— EXERCISE GOAL —
Scan the records for the string "mord"; copy each line where it occurs.

· · · · ·

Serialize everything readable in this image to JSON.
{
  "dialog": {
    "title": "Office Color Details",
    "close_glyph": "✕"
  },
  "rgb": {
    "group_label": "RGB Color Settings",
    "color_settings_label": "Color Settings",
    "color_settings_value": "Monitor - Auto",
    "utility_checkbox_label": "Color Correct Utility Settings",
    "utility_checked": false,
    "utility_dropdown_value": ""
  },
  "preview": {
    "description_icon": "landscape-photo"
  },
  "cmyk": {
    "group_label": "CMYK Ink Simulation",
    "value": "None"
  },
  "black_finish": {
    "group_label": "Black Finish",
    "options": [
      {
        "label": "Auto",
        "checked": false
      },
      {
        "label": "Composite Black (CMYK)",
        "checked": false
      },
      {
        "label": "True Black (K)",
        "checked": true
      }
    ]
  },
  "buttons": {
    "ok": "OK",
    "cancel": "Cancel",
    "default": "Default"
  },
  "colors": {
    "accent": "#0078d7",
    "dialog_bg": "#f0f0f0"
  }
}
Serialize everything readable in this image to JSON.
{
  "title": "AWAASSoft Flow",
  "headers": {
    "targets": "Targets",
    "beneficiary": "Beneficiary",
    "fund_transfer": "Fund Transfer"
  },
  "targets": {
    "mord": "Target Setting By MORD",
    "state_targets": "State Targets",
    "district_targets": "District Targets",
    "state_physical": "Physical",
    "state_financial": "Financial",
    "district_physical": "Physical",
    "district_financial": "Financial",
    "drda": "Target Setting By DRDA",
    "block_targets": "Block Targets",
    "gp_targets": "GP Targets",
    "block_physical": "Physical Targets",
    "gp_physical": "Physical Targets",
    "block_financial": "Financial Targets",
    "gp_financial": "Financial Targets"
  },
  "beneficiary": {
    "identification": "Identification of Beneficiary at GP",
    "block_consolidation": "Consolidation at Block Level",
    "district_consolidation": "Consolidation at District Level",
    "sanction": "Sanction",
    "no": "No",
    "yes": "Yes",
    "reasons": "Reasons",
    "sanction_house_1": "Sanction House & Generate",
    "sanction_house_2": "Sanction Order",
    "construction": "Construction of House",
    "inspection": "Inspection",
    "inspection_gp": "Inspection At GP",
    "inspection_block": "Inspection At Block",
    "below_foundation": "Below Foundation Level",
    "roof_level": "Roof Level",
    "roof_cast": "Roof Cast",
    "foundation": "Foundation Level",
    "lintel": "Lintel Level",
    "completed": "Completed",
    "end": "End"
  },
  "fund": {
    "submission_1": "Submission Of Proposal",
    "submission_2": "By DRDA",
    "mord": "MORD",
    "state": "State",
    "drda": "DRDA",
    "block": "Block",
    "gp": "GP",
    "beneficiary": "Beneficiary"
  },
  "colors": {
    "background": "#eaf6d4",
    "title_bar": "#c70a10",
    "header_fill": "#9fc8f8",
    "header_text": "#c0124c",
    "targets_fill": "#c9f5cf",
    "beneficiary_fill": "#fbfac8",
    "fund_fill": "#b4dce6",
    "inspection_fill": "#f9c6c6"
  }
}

· · · · ·

— THE RESULT —
    "mord": "Target Setting By MORD",
    "mord": "MORD",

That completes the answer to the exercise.